What is expected: Each line of the listing that contains the word "page" is to be copied.

[Saved entries]
========

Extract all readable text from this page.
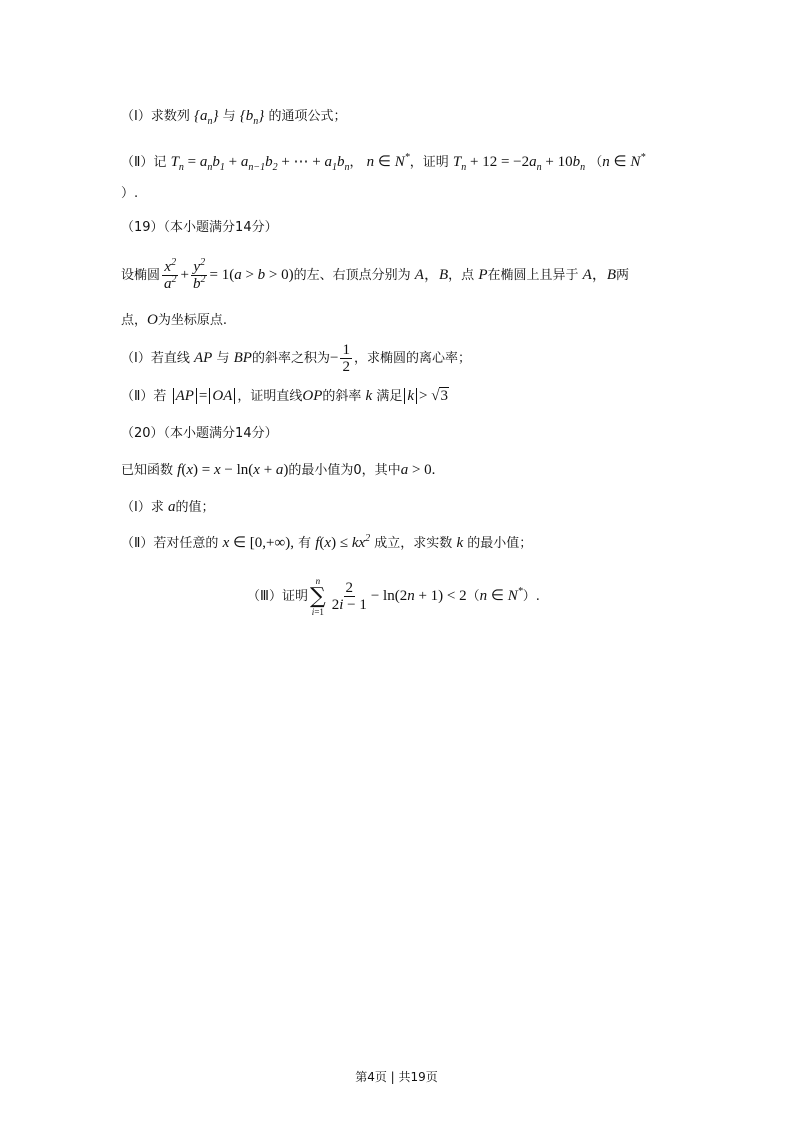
（Ⅰ）求数列 $\{a_n\}$ 与 $\{b_n\}$ 的通项公式；
（Ⅱ）记 $T_n = a_nb_1 + a_{n-1}b_2$ + ⋯ + $a_1b_n$， n ∈ N*，证明 $T_n + 12 = -2a_n + 10b_n$ （n ∈ N*
）.
（19）（本小题满分14分）
设椭圆 $\frac{x^2}{a^2} + \frac{y^2}{b^2} = 1(a > b > 0)$的左、右顶点分别为 A，B，点 P在椭圆上且异于 A，B两
点，O为坐标原点.
（Ⅰ）若直线 AP 与 BP的斜率之积为− $\frac{1}{2}$ ，求椭圆的离心率；
（Ⅱ）若 AP = OA ，证明直线OP的斜率 k 满足 k > √3
（20）（本小题满分14分）
已知函数 f(x) = x − ln(x + a)的最小值为0，其中a > 0.
（Ⅰ）求 a的值；
（Ⅱ）若对任意的 x ∈ [0,+∞), 有 $f(x) \le kx^2$ 成立，求实数 k 的最小值；
（Ⅲ）证明
n
∑
$i=1 \frac{2}{2i - 1} - \ln(2n + 1) < 2(n$ ∈ N*）.
第4页 | 共19页
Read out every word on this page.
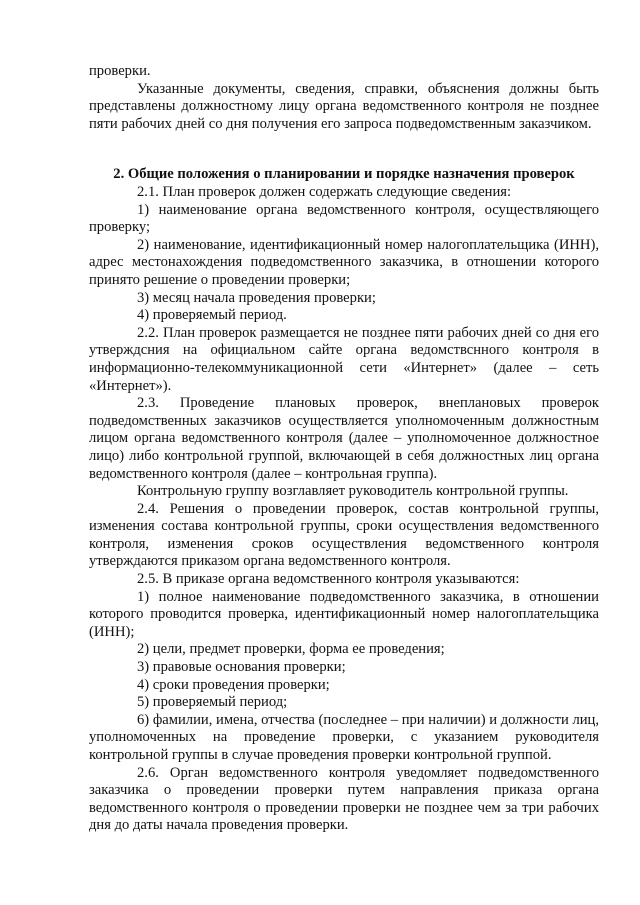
проверки.

Указанные документы, сведения, справки, объяснения должны быть представлены должностному лицу органа ведомственного контроля не позднее пяти рабочих дней со дня получения его запроса подведомственным заказчиком.

2. Общие положения о планировании и порядке назначения проверок

2.1. План проверок должен содержать следующие сведения:

1) наименование органа ведомственного контроля, осуществляющего проверку;

2) наименование, идентификационный номер налогоплательщика (ИНН), адрес местонахождения подведомственного заказчика, в отношении которого принято решение о проведении проверки;

3) месяц начала проведения проверки;

4) проверяемый период.

2.2. План проверок размещается не позднее пяти рабочих дней со дня его утверждсния на официальном сайте органа ведомствснного контроля в информационно-телекоммуникационной сети «Интернет» (далее – сеть «Интернет»).

2.3. Проведение плановых проверок, внеплановых проверок подведомственных заказчиков осуществляется уполномоченным должностным лицом органа ведомственного контроля (далее – уполномоченное должностное лицо) либо контрольной группой, включающей в себя должностных лиц органа ведомственного контроля (далее – контрольная группа).

Контрольную группу возглавляет руководитель контрольной группы.

2.4. Решения о проведении проверок, состав контрольной группы, изменения состава контрольной группы, сроки осуществления ведомственного контроля, изменения сроков осуществления ведомственного контроля утверждаются приказом органа ведомственного контроля.

2.5. В приказе органа ведомственного контроля указываются:

1) полное наименование подведомственного заказчика, в отношении которого проводится проверка, идентификационный номер налогоплательщика (ИНН);

2) цели, предмет проверки, форма ее проведения;

3) правовые основания проверки;

4) сроки проведения проверки;

5) проверяемый период;

6) фамилии, имена, отчества (последнее – при наличии) и должности лиц, уполномоченных на проведение проверки, с указанием руководителя контрольной группы в случае проведения проверки контрольной группой.

2.6. Орган ведомственного контроля уведомляет подведомственного заказчика о проведении проверки путем направления приказа органа ведомственного контроля о проведении проверки не позднее чем за три рабочих дня до даты начала проведения проверки.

========

Exercise result:
Extract all readable text from this page.
Read out every word on this page.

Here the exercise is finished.